(begin)

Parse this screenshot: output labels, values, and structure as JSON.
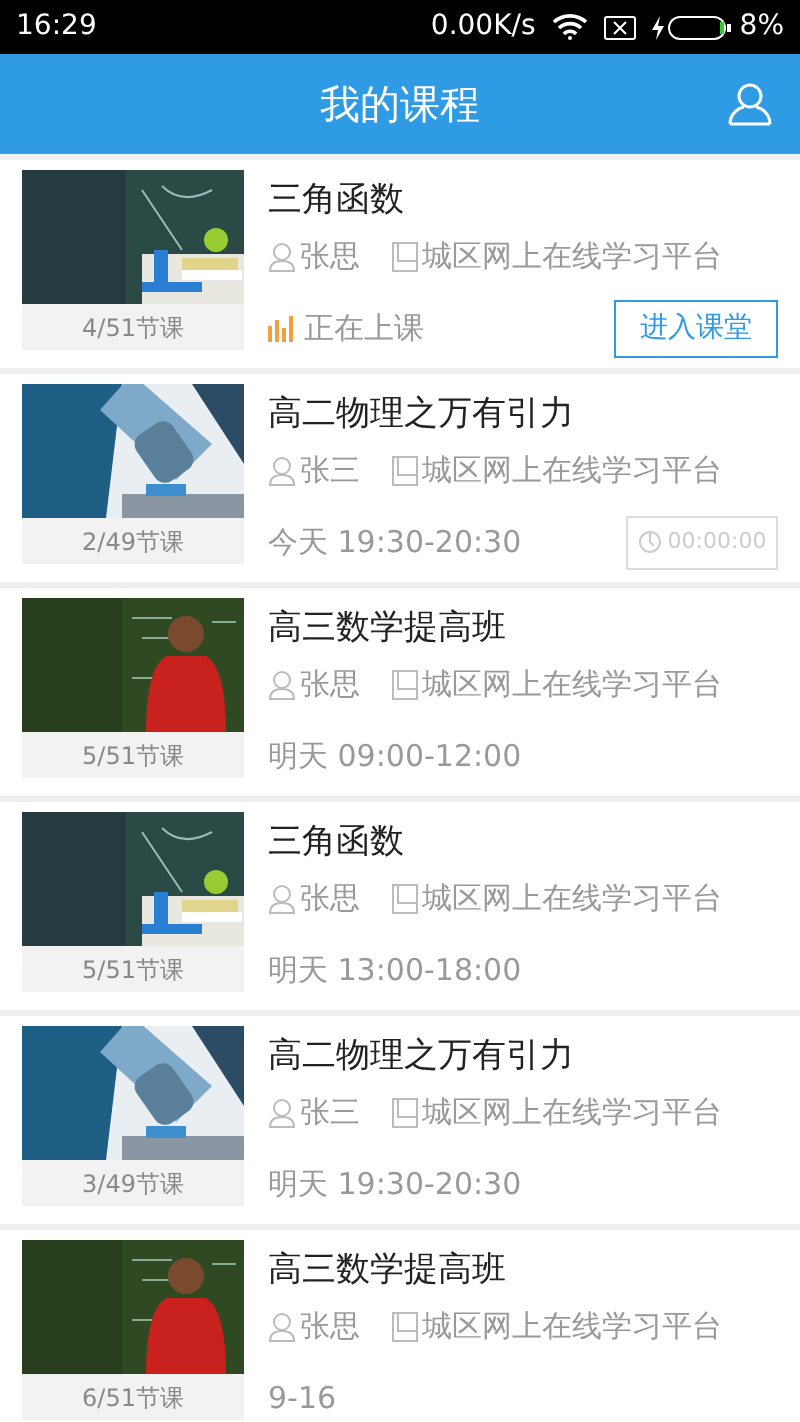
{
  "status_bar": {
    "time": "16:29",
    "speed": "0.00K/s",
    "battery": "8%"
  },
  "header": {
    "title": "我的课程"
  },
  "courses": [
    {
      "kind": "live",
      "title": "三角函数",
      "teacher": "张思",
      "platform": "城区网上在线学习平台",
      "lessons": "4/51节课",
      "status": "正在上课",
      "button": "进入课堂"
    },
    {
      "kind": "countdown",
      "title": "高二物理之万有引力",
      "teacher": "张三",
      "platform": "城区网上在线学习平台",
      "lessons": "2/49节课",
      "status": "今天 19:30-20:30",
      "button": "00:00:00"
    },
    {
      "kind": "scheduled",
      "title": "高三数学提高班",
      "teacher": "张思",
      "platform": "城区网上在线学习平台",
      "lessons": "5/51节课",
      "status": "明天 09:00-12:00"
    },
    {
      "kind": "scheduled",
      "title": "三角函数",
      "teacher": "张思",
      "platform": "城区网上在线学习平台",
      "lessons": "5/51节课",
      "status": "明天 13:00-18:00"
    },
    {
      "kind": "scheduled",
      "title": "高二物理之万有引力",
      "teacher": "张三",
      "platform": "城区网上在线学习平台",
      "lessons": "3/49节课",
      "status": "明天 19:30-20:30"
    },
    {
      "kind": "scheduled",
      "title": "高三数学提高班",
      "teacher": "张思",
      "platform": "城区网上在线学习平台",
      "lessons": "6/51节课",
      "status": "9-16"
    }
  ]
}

(end)

*Set exercise:*
Return the full material word for word. Do not include the pictures.

*Written answer:*
Parse this screenshot: output labels, values, and structure as JSON.
{
  "status_bar": {
    "time": "16:29",
    "speed": "0.00K/s",
    "battery": "8%"
  },
  "header": {
    "title": "我的课程"
  },
  "courses": [
    {
      "kind": "live",
      "title": "三角函数",
      "teacher": "张思",
      "platform": "城区网上在线学习平台",
      "lessons": "4/51节课",
      "status": "正在上课",
      "button": "进入课堂"
    },
    {
      "kind": "countdown",
      "title": "高二物理之万有引力",
      "teacher": "张三",
      "platform": "城区网上在线学习平台",
      "lessons": "2/49节课",
      "status": "今天 19:30-20:30",
      "button": "00:00:00"
    },
    {
      "kind": "scheduled",
      "title": "高三数学提高班",
      "teacher": "张思",
      "platform": "城区网上在线学习平台",
      "lessons": "5/51节课",
      "status": "明天 09:00-12:00"
    },
    {
      "kind": "scheduled",
      "title": "三角函数",
      "teacher": "张思",
      "platform": "城区网上在线学习平台",
      "lessons": "5/51节课",
      "status": "明天 13:00-18:00"
    },
    {
      "kind": "scheduled",
      "title": "高二物理之万有引力",
      "teacher": "张三",
      "platform": "城区网上在线学习平台",
      "lessons": "3/49节课",
      "status": "明天 19:30-20:30"
    },
    {
      "kind": "scheduled",
      "title": "高三数学提高班",
      "teacher": "张思",
      "platform": "城区网上在线学习平台",
      "lessons": "6/51节课",
      "status": "9-16"
    }
  ]
}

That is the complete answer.